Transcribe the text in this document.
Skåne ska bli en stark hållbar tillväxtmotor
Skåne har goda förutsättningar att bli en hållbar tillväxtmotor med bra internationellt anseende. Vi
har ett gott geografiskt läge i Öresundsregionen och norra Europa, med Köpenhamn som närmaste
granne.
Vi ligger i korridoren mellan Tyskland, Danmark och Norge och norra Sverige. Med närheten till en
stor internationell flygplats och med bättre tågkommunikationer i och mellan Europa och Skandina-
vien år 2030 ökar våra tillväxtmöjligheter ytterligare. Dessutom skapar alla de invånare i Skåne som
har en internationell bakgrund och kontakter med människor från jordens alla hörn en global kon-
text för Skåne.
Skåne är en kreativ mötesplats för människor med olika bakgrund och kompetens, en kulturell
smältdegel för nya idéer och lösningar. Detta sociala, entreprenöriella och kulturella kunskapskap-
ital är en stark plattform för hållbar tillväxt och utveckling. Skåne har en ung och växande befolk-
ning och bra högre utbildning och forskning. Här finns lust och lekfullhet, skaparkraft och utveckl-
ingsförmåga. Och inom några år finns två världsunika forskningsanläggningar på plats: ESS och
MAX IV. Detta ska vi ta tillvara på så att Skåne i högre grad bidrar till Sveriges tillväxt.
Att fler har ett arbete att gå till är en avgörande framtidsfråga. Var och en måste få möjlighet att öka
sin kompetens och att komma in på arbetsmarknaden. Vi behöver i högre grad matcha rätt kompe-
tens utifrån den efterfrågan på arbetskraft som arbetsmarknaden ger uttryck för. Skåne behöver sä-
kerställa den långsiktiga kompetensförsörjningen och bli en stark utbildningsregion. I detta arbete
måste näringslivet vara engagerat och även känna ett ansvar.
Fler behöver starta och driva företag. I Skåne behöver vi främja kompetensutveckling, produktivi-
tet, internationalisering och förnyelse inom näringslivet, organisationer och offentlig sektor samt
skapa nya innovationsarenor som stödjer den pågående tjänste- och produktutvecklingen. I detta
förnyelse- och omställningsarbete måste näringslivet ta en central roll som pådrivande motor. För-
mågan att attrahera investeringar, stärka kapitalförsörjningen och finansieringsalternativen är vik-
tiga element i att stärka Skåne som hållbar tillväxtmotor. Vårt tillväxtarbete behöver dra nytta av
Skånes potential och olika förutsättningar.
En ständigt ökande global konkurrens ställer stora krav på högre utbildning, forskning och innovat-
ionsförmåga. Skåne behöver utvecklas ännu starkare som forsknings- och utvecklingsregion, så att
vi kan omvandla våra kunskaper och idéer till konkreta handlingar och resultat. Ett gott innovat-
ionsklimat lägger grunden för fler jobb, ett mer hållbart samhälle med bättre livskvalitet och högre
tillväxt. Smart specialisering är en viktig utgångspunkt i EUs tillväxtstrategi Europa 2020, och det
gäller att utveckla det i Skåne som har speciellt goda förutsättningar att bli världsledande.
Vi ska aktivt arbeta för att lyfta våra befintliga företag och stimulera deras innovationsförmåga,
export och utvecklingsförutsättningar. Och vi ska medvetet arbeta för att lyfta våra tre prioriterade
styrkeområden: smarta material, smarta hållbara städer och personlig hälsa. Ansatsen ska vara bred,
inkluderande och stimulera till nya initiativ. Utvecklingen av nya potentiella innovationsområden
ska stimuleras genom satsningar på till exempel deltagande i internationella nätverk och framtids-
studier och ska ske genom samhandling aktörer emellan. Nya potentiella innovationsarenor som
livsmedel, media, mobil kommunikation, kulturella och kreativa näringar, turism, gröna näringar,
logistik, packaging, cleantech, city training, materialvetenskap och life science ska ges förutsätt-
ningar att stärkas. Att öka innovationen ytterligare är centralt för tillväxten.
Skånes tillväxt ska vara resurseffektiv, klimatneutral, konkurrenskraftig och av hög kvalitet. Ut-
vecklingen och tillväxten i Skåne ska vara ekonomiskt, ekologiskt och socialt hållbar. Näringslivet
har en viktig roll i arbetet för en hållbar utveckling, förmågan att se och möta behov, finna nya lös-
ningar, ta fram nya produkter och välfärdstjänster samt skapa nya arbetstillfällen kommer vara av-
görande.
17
- - -
[What the task asks]: Please say how many lines in the records above contain the string "tillväxtmotor", giving no other words.

[Task solution]: 3